[start of Raw data]
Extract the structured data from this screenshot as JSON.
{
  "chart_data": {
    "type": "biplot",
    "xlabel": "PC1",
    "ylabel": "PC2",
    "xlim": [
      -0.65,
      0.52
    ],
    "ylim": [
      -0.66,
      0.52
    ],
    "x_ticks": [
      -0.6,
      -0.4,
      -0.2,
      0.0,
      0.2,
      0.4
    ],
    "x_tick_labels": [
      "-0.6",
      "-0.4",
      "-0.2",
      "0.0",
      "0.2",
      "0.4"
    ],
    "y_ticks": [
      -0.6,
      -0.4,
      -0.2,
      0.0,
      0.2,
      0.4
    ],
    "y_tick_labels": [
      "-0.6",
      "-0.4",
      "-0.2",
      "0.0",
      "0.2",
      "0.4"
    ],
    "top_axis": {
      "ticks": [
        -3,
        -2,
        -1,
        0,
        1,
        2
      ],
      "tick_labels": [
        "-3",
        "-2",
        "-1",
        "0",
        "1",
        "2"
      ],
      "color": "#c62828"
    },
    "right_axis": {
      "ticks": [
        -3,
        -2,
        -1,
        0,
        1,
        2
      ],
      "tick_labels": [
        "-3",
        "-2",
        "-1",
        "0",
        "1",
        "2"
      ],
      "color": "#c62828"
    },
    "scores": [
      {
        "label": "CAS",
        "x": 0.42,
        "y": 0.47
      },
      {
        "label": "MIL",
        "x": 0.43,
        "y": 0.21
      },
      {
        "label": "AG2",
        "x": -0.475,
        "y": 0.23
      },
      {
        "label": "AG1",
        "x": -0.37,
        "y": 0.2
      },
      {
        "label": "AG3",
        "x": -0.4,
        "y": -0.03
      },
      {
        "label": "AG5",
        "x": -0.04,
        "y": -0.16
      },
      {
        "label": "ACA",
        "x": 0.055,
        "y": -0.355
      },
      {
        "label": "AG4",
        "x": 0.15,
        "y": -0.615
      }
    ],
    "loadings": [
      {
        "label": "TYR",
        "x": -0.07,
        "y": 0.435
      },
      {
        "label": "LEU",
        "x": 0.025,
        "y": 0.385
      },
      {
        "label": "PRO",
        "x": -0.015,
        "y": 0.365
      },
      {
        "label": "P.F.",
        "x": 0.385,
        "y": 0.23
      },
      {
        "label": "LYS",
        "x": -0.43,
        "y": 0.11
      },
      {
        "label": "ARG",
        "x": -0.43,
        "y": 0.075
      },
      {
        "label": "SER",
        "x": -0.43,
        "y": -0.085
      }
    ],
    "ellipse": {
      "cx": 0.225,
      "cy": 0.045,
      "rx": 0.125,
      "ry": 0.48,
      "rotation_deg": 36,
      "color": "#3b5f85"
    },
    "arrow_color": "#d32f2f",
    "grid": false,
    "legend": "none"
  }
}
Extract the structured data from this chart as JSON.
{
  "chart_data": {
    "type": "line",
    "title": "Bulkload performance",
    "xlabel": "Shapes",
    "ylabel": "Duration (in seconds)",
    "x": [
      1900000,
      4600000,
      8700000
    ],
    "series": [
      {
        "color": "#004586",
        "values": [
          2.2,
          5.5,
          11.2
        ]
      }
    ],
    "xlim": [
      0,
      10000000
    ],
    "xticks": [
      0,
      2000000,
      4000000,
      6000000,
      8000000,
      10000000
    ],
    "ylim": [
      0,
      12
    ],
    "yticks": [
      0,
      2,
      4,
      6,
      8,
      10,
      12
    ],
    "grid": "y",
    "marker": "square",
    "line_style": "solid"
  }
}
[end of Raw data]
* Problem to solve
Write the data back out verbatim.

* Answer
Extract the structured data from this screenshot as JSON.
{
  "chart_data": {
    "type": "biplot",
    "xlabel": "PC1",
    "ylabel": "PC2",
    "xlim": [
      -0.65,
      0.52
    ],
    "ylim": [
      -0.66,
      0.52
    ],
    "x_ticks": [
      -0.6,
      -0.4,
      -0.2,
      0.0,
      0.2,
      0.4
    ],
    "x_tick_labels": [
      "-0.6",
      "-0.4",
      "-0.2",
      "0.0",
      "0.2",
      "0.4"
    ],
    "y_ticks": [
      -0.6,
      -0.4,
      -0.2,
      0.0,
      0.2,
      0.4
    ],
    "y_tick_labels": [
      "-0.6",
      "-0.4",
      "-0.2",
      "0.0",
      "0.2",
      "0.4"
    ],
    "top_axis": {
      "ticks": [
        -3,
        -2,
        -1,
        0,
        1,
        2
      ],
      "tick_labels": [
        "-3",
        "-2",
        "-1",
        "0",
        "1",
        "2"
      ],
      "color": "#c62828"
    },
    "right_axis": {
      "ticks": [
        -3,
        -2,
        -1,
        0,
        1,
        2
      ],
      "tick_labels": [
        "-3",
        "-2",
        "-1",
        "0",
        "1",
        "2"
      ],
      "color": "#c62828"
    },
    "scores": [
      {
        "label": "CAS",
        "x": 0.42,
        "y": 0.47
      },
      {
        "label": "MIL",
        "x": 0.43,
        "y": 0.21
      },
      {
        "label": "AG2",
        "x": -0.475,
        "y": 0.23
      },
      {
        "label": "AG1",
        "x": -0.37,
        "y": 0.2
      },
      {
        "label": "AG3",
        "x": -0.4,
        "y": -0.03
      },
      {
        "label": "AG5",
        "x": -0.04,
        "y": -0.16
      },
      {
        "label": "ACA",
        "x": 0.055,
        "y": -0.355
      },
      {
        "label": "AG4",
        "x": 0.15,
        "y": -0.615
      }
    ],
    "loadings": [
      {
        "label": "TYR",
        "x": -0.07,
        "y": 0.435
      },
      {
        "label": "LEU",
        "x": 0.025,
        "y": 0.385
      },
      {
        "label": "PRO",
        "x": -0.015,
        "y": 0.365
      },
      {
        "label": "P.F.",
        "x": 0.385,
        "y": 0.23
      },
      {
        "label": "LYS",
        "x": -0.43,
        "y": 0.11
      },
      {
        "label": "ARG",
        "x": -0.43,
        "y": 0.075
      },
      {
        "label": "SER",
        "x": -0.43,
        "y": -0.085
      }
    ],
    "ellipse": {
      "cx": 0.225,
      "cy": 0.045,
      "rx": 0.125,
      "ry": 0.48,
      "rotation_deg": 36,
      "color": "#3b5f85"
    },
    "arrow_color": "#d32f2f",
    "grid": false,
    "legend": "none"
  }
}
Extract the structured data from this chart as JSON.
{
  "chart_data": {
    "type": "line",
    "title": "Bulkload performance",
    "xlabel": "Shapes",
    "ylabel": "Duration (in seconds)",
    "x": [
      1900000,
      4600000,
      8700000
    ],
    "series": [
      {
        "color": "#004586",
        "values": [
          2.2,
          5.5,
          11.2
        ]
      }
    ],
    "xlim": [
      0,
      10000000
    ],
    "xticks": [
      0,
      2000000,
      4000000,
      6000000,
      8000000,
      10000000
    ],
    "ylim": [
      0,
      12
    ],
    "yticks": [
      0,
      2,
      4,
      6,
      8,
      10,
      12
    ],
    "grid": "y",
    "marker": "square",
    "line_style": "solid"
  }
}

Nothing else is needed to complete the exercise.